==== RECORDED DATA ====

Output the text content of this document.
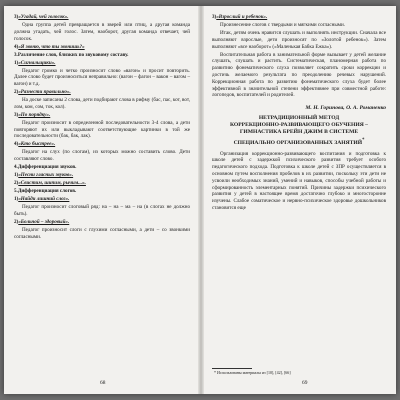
3)«Угадай, чей голосок».

Одна группа детей превращается в зверей или птиц, а другая команда должна угадать, чей голос. Затем, наоборот, другая команда отвечает, чей голосок.

4)«Я звоню, что ты звонишь?»

3.Различение слов, близких по звуковому составу.

1)«Сигнальщики».

Педагог громко и четко произносит слово «вагон» и просит повторить. Далее слово будет произноситься неправильно: (вагон – фагон – вакон – вагом – вагон) и т.д.

2)«Разнести правильно».

На доске записаны 2 слова, дети подбирают слова в рифму (бас, пас, кот, вот, лом, ком, сом, ток, кол).

3)«По порядку».

Педагог произносит в определенной последовательности 3-4 слова, а дети повторяют их или выкладывают соответствующие картинки в той же последовательности (бак, бак, лак).

4)«Кто быстрее».

Педагог на слух (по слогам), из которых можно составить слово. Дети составляют слово.

4.Дифференциация звуков.

1)«Песни гласных звуков».

2)«Свистим, шипим, рычим...».

5.Дифференциация слогов.

1)«Найди лишний слог».

Педагог произносит слоговый ряд: на – на – ма – на (в слогах не должно быть).

2)«Больной – здоровый».

Педагог произносит слоги с глухими согласными, а дети – со звонкими согласными.

68

3)«Взрослый и ребенок».

Произнесение слогов с твердыми и мягкими согласными.

Итак, детям очень нравится слушать и выполнять инструкции. Сначала все выполняют взрослые, дети произносят по «Золотой ребенок»). Затем выполняют «все наоборот» («Маленькая Бабка Ежка»).

Воспитательная работа в занимательной форме вызывает у детей желание слушать, слушать и растить. Систематическая, планомерная работа по развитию фонематического слуха позволяет сократить сроки коррекции и достичь желаемого результата по преодолению речевых нарушений. Коррекционная работа по развитию фонематического слуха будет более эффективной в значительной степени эффективнее при совместной работе: логопедов, воспитателей и родителей.

М. Н. Горинова, О. А. Романенко

НЕТРАДИЦИОННЫЙ МЕТОД
КОРРЕКЦИОННО-РАЗВИВАЮЩЕГО ОБУЧЕНИЯ –
ГИМНАСТИКА БРЕЙН ДЖИМ В СИСТЕМЕ
СПЕЦИАЛЬНО ОРГАНИЗОВАННЫХ ЗАНЯТИЙ*

Организация коррекционно-развивающего воспитания и подготовка к школе детей с задержкой психического развития требует особого педагогического подхода. Подготовка к школе детей с ЗПР осуществляется в основном путем восполнения пробелов в их развитии, поскольку эти дети не усвоили необходимых знаний, умений и навыков, способы учебной работы и сформированность элементарных понятий. Причины задержки психического развития у детей в настоящее время достаточно глубоко и многосторонне изучены. Слабое соматическое и нервно-психическое здоровье дошкольников становится еще

* Использованы материалы из [10], [42], [66]
69
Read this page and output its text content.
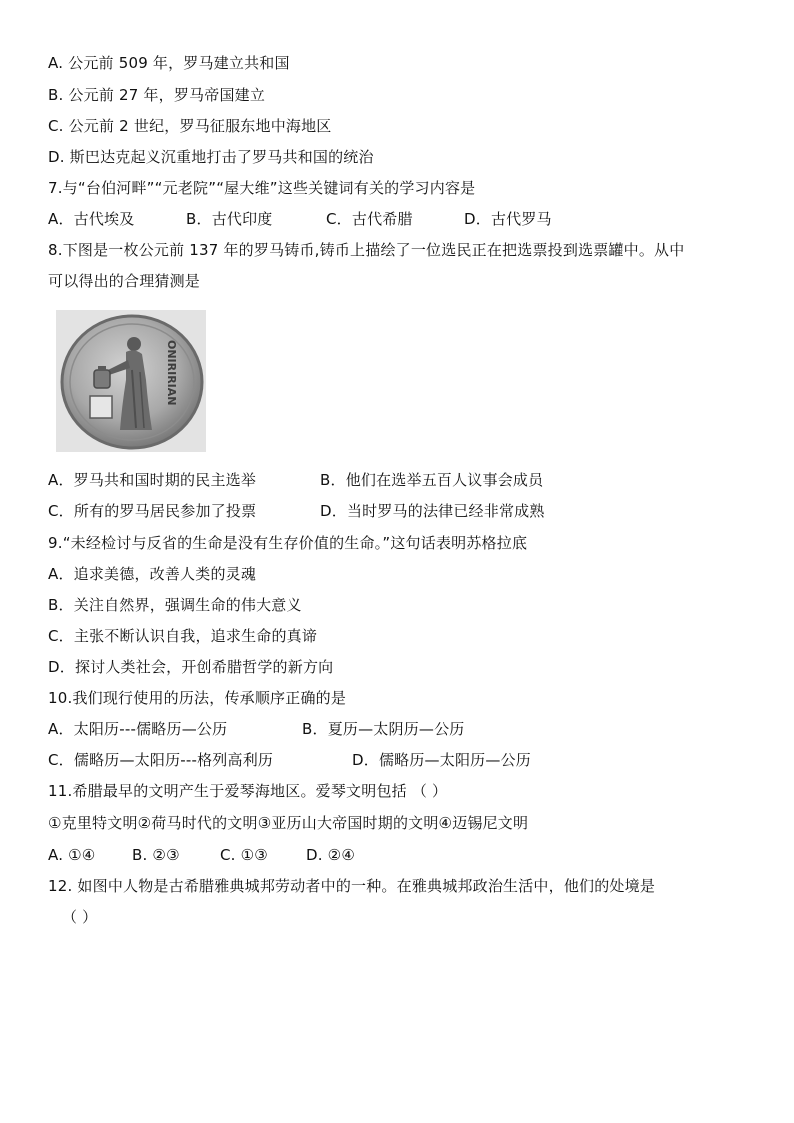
A. 公元前 509 年，罗马建立共和国
B. 公元前 27 年，罗马帝国建立
C. 公元前 2 世纪，罗马征服东地中海地区
D. 斯巴达克起义沉重地打击了罗马共和国的统治
7.与“台伯河畔”“元老院”“屋大维”这些关键词有关的学习内容是
A．古代埃及	B．古代印度	C．古代希腊	D．古代罗马
8.下图是一枚公元前 137 年的罗马铸币,铸币上描绘了一位选民正在把选票投到选票罐中。从中
可以得出的合理猜测是
ONIRIRIAN
A．罗马共和国时期的民主选举	B．他们在选举五百人议事会成员
C．所有的罗马居民参加了投票	D．当时罗马的法律已经非常成熟
9.“未经检讨与反省的生命是没有生存价值的生命。”这句话表明苏格拉底
A．追求美德，改善人类的灵魂
B．关注自然界，强调生命的伟大意义
C．主张不断认识自我，追求生命的真谛
D．探讨人类社会，开创希腊哲学的新方向
10.我们现行使用的历法，传承顺序正确的是
A．太阳历---儒略历—公历	B．夏历—太阴历—公历
C．儒略历—太阳历---格列高利历	D．儒略历—太阳历—公历
11.希腊最早的文明产生于爱琴海地区。爱琴文明包括 （ ）
①克里特文明②荷马时代的文明③亚历山大帝国时期的文明④迈锡尼文明
A. ①④ B. ②③	C. ①③	D. ②④
12. 如图中人物是古希腊雅典城邦劳动者中的一种。在雅典城邦政治生活中，他们的处境是
（ ）
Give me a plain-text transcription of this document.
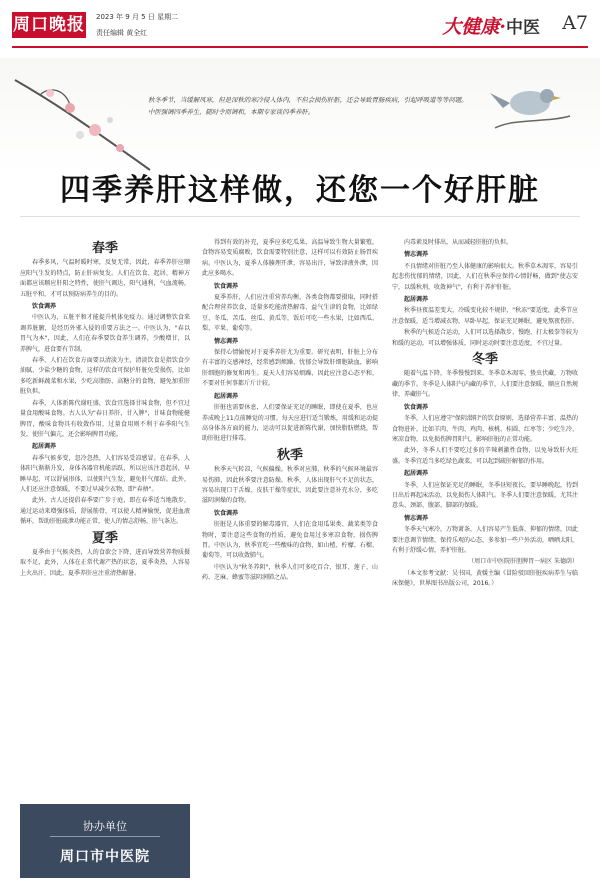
周口晚报 2023 年 9 月 5 日 星期二
责任编辑 黄全红	大健康·中医 A7
秋冬季节，当缓解风寒，但是深秋的寒冷侵入体内，不但会损伤肝脏，还会导致胃肠疾病，引起呼吸道等等问题。中医强调四季养生，随时令而调和，本期专家谈四季养肝。
四季养肝这样做，还您一个好肝脏
春季

春季多风，气温时暖时寒，反复无常，因此，春季养肝应顺应阳气生发的特点，防止肝病复发。人们在饮食、起居、精神方面都应该顺应肝阳之特性，使肝气调达，阳气通利，气血流畅，五脏平和，才可以预防病养生的目的。

饮食调养

中医认为，五脏平和才能提升机体免疫力。通过调整饮食来调养脏腑，是经历外邪入侵的重要方法之一。中医认为，"春以胃气为本"，因此，人们在春季要饮食养生调养，少酸增甘，以养脾气，进食要有节制。

春季，人们在饮食方面要以清淡为主，清淡饮食是指饮食少油腻、少盐少糖的食物，这样的饮食可保护肝脏免受损伤，比如多吃新鲜蔬菜和水果，少吃高脂肪、高糖分的食物，避免加重肝脏负担。

春季，人体新陈代谢旺盛，饮食宜选择甘味食物，但不宜过量食用酸味食物。古人认为"春日养肝，甘入脾"，甘味食物能健脾胃，酸味食物具有收敛作用，过量食用则不利于春季阳气生发，使肝气偏亢，还会影响脾胃功能。

起居调养

春季气候多变，忽冷忽热，人们容易受凉感冒。在春季，人体阳气渐渐升发，身体各器官机能活跃，所以应该注意起居，早睡早起，可以舒展形体，以使阳气生发，避免肝气郁结。此外，人们还应注意保暖，不要过早减少衣物，即"春捂"。

此外，古人还提倡春季要广步于庭，即在春季适当地散步，通过运动来增强体质，舒展筋骨，可以使人精神愉悦，促进血液循环，帮助肝脏疏泄功能正常，使人的情志舒畅，肝气条达。

夏季

夏季由于气候炎热，人的食欲会下降，进而导致营养物质摄取不足，此外，人体在正常代谢产热的状态，夏季炎热，人容易上火出汗，因此，夏季养肝应注重清热解暑。

得到有效的补充，夏季应多吃瓜果，高温导致生物大量繁殖，食物容易变质腐败，饮食需要特别注意，这样可以有效防止肠胃疾病。中医认为，夏季人体腠理开泄，容易出汗，导致津液外泄，因此应多喝水。

饮食调养

夏季养肝，人们应注重营养均衡，各类食物都要摄取，同时搭配合理营养饮食，适量多吃能清热解毒、益气生津的食物，比如绿豆、冬瓜、苦瓜、丝瓜、黄瓜等，饭后可吃一些水果，比如西瓜、梨、苹果、葡萄等。

情志调养

保持心情愉悦对于夏季养肝尤为重要。研究表明，肝脏上分布有丰富的交感神经，经常感到烦躁、忧郁会导致肝细胞缺血，影响肝细胞的修复和再生。夏天人们容易烦躁，因此应注意心态平和，不要对任何事都斤斤计较。

起居调养

肝脏也需要休息，人们要保证充足的睡眠，即使在夏季，也应养成晚上11点前睡觉的习惯。每天应进行适当锻炼，用缓和运动提高身体各方面的能力，运动可以促进新陈代谢，加快脂肪燃烧，帮助肝脏进行排毒。

秋季

秋季天气转凉，气候偏燥。秋季对应肺，秋季的气候环境最容易伤肺，因此秋季要注意防燥。秋季，人体出现肝气不足的状态，容易出现口干舌燥、皮肤干燥等症状，因此要注意补充水分，多吃滋阴润燥的食物。

饮食调养

肝脏是人体重要的解毒器官，人们在食用瓜果类、蔬菜类等食物时，要注意这些食物的性质，避免食用过多寒凉食物，损伤脾胃。中医认为，秋季宜吃一些酸味的食物，如山楂、柠檬、石榴、葡萄等，可以收敛肺气。

中医认为"秋冬养阴"，秋季人们可多吃百合、银耳、莲子、山药、芝麻、蜂蜜等滋阴润肺之品。

内毒素及时排出，从而减轻肝脏的负担。

情志调养

不良情绪对肝脏乃至人体健康的影响很大。秋季草木凋零，容易引起悲伤忧郁的情绪，因此，人们在秋季应保持心情舒畅，做到"使志安宁，以缓秋刑，收敛神气"，有利于养护肝脏。

起居调养

秋季昼夜温差变大，冷暖变化较不规律，"秋冻"要适度，此季节应注意保暖，适当增减衣物，早卧早起，保证充足睡眠，避免熬夜伤肝。

秋季的气候适合运动，人们可以选择散步、慢跑、打太极拳等较为和缓的运动，可以增强体质，同时运动时要注意适度，不宜过量。

冬季

随着气温下降，冬季慢慢到来。冬季草木凋零，蛰虫伏藏，万物收藏的季节。冬季是人体阳气内藏的季节，人们要注意保暖，顺应自然规律，养藏肝气。

饮食调养

冬季，人们应遵守"保阴潜阳"的饮食原则，选择营养丰富、温热的食物进补，比如羊肉、牛肉、鸡肉、核桃、桂圆、红枣等；少吃生冷、寒凉食物，以免损伤脾胃阳气，影响肝脏的正常功能。

此外，冬季人们不要吃过多的辛辣刺激性食物，以免导致肝火旺盛。冬季宜适当多吃绿色蔬菜，可以起到疏肝解郁的作用。

起居调养

冬季，人们应保证充足的睡眠，冬季昼短夜长，要早睡晚起，待到日出后再起床活动，以免损伤人体阳气。冬季人们要注意保暖，尤其注意头、颈部、腹部、脚部的保暖。

情志调养

冬季天气寒冷，万物萧条，人们容易产生低落、抑郁的情绪，因此要注意调节情绪，保持乐观的心态，多参加一些户外活动，晒晒太阳，有利于舒缓心情，养护肝脏。

（周口市中医院肝胆脾胃一病区 朱德荫）

（本文参考文献：吴书国，黄媛主编《冒险驳回肝脏疾病养生与临床保健》，世界图书出版公司，2016。）

协办单位
周口市中医院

====

■ **WORK TO COMPLETE**
Look through the entries above. Extract each line with the word "детей".

■ **TASK OUTPUT**
Одна группа детей превращается в зверей или птиц, а другая команда должна угадать, чей голос. Затем, наоборот, другая команда отвечает, чей голосок.
Воспитательная работа в занимательной форме вызывает у детей желание слушать, слушать и растить. Систематическая, планомерная работа по развитию фонематического слуха позволяет сократить сроки коррекции и достичь желаемого результата по преодолению речевых нарушений. Коррекционная работа по развитию фонематического слуха будет более эффективной в значительной степени эффективнее при совместной работе: логопедов, воспитателей и родителей.
Организация коррекционно-развивающего воспитания и подготовка к школе детей с задержкой психического развития требует особого педагогического подхода. Подготовка к школе детей с ЗПР осуществляется в основном путем восполнения пробелов в их развитии, поскольку эти дети не усвоили необходимых знаний, умений и навыков, способы учебной работы и сформированность элементарных понятий. Причины задержки психического развития у детей в настоящее время достаточно глубоко и многосторонне изучены. Слабое соматическое и нервно-психическое здоровье дошкольников становится еще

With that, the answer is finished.